Working data:
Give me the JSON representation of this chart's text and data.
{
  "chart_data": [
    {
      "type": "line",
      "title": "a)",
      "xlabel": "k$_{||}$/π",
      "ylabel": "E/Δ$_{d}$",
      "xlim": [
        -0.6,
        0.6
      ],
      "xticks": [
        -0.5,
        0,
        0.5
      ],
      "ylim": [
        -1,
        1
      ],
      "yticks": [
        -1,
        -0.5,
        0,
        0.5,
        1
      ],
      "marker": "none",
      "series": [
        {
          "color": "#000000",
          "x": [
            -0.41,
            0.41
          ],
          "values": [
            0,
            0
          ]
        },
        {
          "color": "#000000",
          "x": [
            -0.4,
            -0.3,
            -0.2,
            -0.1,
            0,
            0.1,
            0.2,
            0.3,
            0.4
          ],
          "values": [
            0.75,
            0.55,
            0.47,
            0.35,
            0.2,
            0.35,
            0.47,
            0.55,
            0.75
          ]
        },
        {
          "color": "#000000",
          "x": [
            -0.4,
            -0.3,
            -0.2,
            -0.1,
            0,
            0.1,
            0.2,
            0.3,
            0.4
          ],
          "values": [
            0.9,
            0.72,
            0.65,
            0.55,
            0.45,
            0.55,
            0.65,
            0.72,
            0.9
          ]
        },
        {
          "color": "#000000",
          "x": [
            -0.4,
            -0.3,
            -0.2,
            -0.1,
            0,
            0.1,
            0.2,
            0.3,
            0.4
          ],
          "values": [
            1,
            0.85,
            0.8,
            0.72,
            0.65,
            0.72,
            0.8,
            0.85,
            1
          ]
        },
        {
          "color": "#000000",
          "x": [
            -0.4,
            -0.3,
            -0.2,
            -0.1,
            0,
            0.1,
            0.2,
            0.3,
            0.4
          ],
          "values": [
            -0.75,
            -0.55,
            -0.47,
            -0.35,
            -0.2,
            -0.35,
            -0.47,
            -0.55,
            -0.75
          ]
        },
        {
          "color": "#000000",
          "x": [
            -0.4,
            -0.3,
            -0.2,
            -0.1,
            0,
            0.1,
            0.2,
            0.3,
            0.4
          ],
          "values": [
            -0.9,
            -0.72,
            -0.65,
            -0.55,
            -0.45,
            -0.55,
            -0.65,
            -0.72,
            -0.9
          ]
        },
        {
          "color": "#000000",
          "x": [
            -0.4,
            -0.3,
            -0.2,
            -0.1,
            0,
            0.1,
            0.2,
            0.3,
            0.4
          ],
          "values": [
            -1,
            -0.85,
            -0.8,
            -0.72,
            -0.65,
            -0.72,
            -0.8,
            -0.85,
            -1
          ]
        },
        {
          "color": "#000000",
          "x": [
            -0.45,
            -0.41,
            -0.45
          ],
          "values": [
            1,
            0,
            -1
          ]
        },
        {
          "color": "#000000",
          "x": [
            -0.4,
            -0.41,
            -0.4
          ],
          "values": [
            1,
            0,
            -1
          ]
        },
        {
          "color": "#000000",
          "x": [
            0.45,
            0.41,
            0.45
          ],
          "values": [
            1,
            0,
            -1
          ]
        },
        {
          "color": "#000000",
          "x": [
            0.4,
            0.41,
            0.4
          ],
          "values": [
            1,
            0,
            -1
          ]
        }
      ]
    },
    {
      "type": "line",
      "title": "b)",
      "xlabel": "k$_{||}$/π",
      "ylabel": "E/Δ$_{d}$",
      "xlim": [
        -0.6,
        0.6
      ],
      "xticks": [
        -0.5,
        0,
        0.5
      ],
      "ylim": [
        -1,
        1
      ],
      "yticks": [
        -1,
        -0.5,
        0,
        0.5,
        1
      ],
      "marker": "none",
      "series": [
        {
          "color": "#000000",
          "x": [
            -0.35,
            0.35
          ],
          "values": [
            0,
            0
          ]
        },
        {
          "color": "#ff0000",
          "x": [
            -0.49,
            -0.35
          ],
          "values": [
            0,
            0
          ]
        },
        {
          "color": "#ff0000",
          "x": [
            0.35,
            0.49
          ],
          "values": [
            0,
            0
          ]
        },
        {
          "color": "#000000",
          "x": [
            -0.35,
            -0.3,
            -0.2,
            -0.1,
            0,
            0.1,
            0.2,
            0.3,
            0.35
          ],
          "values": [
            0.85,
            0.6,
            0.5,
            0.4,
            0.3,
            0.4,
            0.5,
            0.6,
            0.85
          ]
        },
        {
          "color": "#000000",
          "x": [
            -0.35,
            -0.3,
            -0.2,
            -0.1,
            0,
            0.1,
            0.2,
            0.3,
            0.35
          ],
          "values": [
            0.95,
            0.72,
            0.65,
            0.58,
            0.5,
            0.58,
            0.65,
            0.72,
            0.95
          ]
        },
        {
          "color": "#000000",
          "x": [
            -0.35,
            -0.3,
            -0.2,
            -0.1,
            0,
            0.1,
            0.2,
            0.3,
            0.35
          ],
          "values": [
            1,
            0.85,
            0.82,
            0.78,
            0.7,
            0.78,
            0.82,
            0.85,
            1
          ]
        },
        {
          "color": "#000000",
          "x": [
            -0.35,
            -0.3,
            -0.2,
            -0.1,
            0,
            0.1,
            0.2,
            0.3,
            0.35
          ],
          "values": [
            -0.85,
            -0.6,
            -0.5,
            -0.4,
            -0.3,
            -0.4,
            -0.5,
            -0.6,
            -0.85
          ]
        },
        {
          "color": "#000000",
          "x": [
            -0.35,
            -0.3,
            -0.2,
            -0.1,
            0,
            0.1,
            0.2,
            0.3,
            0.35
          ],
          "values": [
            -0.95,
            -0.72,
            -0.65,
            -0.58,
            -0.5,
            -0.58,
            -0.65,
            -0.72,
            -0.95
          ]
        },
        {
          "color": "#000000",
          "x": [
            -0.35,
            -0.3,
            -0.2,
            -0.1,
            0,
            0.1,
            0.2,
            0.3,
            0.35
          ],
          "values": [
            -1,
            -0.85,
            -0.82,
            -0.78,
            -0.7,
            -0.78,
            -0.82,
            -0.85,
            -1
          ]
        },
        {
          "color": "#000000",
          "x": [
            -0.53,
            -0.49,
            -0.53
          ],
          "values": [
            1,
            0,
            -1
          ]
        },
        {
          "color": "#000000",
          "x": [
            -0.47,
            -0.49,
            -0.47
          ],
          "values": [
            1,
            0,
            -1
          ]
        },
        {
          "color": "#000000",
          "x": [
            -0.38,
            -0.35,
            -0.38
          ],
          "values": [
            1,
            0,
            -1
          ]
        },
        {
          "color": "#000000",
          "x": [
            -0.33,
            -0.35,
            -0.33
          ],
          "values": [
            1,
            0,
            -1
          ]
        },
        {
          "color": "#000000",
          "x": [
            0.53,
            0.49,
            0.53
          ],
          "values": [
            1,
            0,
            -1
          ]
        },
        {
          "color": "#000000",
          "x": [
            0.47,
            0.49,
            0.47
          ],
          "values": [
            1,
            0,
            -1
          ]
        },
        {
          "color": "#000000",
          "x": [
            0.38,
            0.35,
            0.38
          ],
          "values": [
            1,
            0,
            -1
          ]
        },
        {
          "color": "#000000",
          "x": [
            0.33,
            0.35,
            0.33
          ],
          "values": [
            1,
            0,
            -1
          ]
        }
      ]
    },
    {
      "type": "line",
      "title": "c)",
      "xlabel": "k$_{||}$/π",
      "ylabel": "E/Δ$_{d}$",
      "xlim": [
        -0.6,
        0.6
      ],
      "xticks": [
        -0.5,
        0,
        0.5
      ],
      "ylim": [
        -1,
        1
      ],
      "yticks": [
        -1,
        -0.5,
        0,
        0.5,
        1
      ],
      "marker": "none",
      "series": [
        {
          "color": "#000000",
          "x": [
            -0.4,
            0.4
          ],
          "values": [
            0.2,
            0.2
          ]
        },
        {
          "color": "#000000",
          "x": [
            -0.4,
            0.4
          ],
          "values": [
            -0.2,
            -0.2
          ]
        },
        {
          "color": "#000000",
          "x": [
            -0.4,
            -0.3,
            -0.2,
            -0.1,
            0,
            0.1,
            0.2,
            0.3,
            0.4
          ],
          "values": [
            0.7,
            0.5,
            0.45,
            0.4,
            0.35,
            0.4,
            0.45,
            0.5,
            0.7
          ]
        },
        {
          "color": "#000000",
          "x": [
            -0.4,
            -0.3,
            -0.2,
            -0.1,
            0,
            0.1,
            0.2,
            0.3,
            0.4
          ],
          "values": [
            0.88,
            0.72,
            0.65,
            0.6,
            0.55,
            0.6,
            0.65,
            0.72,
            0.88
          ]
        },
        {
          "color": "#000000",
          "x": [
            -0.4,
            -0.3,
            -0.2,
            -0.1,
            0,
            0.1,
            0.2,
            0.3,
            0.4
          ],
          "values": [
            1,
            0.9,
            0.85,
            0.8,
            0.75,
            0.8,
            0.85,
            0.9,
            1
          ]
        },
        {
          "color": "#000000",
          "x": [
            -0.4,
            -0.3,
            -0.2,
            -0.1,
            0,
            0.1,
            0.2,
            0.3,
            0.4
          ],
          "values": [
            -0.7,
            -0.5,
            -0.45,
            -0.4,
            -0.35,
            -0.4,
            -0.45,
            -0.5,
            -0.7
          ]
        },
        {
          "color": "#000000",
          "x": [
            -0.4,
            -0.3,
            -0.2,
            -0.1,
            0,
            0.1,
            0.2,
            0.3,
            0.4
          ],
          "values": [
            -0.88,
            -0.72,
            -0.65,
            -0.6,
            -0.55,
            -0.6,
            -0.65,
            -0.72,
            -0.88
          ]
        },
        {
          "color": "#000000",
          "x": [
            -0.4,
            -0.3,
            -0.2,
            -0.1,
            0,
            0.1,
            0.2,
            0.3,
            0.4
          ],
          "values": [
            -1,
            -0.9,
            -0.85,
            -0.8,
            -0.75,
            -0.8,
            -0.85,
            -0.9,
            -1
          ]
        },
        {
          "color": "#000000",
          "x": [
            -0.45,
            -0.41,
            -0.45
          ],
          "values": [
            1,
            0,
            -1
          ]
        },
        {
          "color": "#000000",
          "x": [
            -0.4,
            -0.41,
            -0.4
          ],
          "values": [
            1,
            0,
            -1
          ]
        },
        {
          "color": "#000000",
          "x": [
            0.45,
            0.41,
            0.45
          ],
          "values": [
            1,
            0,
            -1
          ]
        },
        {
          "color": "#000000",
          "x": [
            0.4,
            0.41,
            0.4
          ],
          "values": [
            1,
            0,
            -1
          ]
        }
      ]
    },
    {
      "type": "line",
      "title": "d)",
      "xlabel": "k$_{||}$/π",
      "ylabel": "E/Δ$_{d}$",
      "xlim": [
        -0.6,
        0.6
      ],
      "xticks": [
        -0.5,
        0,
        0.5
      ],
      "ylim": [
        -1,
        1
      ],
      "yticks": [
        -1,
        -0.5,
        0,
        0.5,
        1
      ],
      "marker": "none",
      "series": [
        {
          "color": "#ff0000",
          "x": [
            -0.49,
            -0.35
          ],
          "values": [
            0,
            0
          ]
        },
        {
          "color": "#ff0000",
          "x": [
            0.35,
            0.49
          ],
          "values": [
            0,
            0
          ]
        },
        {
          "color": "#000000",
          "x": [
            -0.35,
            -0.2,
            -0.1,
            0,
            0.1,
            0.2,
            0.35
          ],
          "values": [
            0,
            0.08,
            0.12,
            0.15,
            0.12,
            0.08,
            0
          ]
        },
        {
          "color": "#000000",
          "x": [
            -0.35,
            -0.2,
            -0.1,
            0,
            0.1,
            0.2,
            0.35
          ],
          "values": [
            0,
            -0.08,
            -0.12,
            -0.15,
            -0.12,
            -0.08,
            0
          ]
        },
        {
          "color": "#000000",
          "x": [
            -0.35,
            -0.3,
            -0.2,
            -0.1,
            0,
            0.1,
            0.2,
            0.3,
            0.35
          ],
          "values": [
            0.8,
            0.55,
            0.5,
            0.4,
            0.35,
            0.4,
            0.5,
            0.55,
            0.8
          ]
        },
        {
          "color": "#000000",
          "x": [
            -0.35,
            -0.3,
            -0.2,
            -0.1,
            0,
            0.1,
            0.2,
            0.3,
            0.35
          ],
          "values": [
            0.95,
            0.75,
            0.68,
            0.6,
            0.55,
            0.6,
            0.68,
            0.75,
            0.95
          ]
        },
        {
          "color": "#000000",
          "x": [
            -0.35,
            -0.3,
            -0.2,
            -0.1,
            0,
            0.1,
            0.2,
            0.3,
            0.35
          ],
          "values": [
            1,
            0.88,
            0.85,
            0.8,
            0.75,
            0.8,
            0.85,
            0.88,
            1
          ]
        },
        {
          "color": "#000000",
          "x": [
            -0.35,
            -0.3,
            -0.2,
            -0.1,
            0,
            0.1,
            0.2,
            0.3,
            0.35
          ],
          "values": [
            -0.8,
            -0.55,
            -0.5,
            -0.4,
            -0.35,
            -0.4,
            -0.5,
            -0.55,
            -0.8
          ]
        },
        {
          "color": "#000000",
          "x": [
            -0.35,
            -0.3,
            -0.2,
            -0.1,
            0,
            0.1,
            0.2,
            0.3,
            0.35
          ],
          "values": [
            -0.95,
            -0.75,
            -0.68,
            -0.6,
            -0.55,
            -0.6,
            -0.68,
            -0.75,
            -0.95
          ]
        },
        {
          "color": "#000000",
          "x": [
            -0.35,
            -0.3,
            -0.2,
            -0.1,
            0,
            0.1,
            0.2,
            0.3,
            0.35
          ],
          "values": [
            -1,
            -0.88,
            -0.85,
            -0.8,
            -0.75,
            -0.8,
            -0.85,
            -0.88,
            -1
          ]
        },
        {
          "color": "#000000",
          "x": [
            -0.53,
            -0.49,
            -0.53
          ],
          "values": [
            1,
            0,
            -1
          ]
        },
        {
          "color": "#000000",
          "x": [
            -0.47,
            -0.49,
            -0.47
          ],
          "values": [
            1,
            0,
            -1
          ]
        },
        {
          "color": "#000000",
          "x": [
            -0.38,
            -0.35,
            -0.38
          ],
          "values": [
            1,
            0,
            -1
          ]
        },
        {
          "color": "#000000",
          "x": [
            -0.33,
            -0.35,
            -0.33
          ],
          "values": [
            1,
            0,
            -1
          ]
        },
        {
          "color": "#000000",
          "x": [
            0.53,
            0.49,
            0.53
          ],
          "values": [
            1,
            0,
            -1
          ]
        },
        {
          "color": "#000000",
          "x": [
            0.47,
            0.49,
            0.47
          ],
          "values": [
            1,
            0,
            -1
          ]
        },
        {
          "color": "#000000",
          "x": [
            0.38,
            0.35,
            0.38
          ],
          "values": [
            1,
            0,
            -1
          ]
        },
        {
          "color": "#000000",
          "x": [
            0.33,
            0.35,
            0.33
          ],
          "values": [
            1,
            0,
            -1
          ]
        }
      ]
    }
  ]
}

==

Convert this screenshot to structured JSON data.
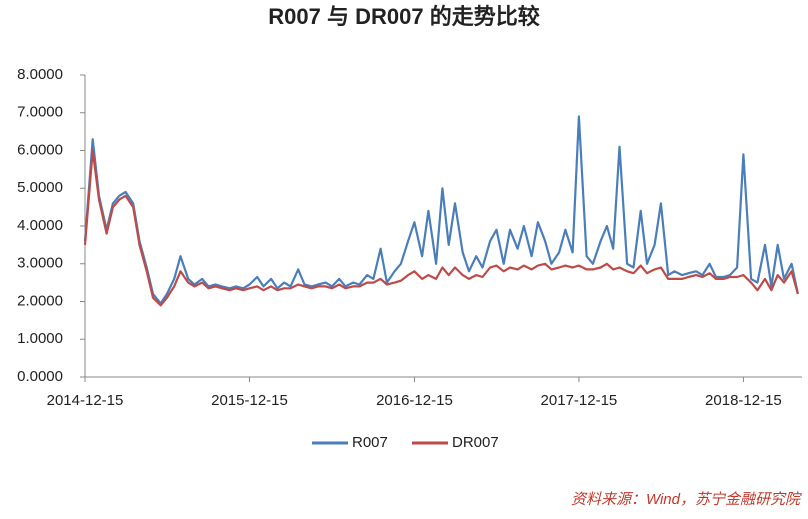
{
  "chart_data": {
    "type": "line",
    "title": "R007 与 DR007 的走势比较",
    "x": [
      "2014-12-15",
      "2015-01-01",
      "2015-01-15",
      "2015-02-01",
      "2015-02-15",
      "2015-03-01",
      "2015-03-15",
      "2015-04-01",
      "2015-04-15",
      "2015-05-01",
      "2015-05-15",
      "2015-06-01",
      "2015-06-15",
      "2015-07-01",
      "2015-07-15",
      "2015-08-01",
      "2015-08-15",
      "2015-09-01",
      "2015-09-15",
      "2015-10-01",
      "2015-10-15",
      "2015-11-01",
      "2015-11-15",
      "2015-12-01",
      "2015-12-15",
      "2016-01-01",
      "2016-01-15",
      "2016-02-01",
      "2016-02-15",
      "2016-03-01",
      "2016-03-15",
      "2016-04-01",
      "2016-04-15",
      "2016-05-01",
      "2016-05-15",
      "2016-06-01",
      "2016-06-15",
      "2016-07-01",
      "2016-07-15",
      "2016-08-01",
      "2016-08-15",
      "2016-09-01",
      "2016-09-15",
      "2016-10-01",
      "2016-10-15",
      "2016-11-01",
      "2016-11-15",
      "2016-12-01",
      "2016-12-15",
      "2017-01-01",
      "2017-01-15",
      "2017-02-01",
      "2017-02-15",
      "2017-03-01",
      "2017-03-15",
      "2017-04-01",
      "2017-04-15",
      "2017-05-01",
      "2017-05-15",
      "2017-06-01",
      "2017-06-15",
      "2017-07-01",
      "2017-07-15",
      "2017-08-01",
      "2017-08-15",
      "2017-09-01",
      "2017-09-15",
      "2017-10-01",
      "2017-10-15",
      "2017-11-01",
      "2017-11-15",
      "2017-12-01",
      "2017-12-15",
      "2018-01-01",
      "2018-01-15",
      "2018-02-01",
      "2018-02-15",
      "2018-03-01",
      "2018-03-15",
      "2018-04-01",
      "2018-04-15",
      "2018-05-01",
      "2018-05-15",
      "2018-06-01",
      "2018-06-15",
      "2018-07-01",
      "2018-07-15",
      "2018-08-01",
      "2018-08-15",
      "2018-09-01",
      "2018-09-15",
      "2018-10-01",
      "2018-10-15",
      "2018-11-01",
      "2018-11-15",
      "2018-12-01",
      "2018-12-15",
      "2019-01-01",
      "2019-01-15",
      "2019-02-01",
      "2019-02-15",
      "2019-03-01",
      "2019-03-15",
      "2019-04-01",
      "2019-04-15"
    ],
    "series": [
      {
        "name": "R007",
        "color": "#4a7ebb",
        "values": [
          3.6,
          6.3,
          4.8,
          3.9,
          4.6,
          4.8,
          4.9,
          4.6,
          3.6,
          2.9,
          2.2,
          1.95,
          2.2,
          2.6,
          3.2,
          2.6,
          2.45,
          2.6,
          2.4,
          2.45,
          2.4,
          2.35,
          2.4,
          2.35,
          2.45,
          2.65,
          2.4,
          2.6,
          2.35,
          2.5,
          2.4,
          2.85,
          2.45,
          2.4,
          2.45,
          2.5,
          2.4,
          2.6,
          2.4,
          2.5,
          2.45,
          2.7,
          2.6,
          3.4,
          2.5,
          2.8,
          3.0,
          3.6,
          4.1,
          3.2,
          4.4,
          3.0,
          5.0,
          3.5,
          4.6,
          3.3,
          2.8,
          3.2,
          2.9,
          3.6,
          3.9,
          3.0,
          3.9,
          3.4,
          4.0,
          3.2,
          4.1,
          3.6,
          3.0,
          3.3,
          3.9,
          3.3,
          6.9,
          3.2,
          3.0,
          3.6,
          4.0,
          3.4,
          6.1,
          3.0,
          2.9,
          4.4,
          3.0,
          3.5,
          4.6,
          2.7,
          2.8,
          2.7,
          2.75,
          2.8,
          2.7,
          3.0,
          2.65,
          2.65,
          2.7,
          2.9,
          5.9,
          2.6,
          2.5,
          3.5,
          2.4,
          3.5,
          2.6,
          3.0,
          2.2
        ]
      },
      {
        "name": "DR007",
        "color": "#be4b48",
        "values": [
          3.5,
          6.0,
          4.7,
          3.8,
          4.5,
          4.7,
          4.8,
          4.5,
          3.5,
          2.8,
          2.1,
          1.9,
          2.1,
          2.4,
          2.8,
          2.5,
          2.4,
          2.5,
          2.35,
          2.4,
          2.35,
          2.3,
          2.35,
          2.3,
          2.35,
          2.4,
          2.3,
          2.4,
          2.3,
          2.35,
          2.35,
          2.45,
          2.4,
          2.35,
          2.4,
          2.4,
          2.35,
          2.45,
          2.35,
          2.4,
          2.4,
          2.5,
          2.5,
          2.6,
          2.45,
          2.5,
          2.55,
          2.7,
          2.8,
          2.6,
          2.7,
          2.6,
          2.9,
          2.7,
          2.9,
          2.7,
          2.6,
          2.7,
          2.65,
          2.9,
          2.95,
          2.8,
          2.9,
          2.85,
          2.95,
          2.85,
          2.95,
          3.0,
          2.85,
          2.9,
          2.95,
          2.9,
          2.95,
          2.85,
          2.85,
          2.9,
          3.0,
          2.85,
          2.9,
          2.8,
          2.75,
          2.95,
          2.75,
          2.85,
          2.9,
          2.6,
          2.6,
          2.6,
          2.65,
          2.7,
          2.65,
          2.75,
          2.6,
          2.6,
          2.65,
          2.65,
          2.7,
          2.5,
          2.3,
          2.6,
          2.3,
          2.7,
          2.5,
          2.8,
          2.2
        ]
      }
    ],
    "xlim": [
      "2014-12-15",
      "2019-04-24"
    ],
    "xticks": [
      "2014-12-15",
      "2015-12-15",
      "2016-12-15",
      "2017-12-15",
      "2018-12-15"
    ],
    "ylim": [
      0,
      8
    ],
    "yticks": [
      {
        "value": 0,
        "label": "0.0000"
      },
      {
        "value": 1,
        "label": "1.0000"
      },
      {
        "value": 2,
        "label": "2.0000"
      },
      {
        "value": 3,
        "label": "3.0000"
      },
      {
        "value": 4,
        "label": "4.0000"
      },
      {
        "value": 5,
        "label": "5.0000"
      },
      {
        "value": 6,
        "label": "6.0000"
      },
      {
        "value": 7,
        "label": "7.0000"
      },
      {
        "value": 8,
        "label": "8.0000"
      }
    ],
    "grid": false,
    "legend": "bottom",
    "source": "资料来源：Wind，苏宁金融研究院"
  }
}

What you need to do:
Go through the material line by line. Show each line that contains the string "this".

Written reply:
Give me the JSON representation of this chart's text and data.
Convert this screenshot to structured JSON data.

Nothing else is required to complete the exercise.